Data records

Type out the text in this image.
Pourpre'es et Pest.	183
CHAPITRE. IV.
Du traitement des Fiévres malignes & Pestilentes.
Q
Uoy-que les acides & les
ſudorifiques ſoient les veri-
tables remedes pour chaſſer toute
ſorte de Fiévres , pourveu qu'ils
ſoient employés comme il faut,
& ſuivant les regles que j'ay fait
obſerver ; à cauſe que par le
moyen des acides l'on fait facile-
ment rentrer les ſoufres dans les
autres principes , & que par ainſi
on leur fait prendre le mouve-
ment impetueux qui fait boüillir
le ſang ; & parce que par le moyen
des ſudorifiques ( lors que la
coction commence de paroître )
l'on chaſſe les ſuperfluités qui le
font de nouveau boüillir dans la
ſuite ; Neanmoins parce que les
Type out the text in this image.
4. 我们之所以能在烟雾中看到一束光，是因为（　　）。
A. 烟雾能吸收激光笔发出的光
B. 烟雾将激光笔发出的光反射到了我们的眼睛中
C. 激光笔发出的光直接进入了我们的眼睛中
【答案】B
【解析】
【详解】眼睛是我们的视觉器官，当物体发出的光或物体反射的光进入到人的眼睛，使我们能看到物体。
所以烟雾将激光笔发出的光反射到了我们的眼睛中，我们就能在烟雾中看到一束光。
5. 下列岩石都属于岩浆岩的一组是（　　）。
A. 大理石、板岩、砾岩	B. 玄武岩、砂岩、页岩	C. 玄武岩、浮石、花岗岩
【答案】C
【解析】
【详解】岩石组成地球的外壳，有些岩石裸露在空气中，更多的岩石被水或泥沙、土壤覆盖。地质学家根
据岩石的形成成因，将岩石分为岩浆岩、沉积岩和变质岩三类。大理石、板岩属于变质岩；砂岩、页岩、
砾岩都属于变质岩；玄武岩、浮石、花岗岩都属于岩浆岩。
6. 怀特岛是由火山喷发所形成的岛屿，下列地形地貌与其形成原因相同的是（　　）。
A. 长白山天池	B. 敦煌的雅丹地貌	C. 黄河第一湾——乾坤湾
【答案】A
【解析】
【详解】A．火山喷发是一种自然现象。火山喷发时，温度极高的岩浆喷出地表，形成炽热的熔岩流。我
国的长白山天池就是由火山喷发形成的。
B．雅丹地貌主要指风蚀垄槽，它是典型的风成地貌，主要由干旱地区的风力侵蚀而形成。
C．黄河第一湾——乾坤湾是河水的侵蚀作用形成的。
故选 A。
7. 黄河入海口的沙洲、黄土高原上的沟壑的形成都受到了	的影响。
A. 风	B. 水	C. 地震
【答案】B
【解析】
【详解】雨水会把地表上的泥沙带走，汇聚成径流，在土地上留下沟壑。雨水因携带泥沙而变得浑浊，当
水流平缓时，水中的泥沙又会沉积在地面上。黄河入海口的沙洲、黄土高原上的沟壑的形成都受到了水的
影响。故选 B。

# SHORT TASK
Only lines that contain the word "parce" are wanted; copy each of them.

# FULL RESPONSE
le ſang ; & parce que par le moyen
ſuite ; Neanmoins parce que les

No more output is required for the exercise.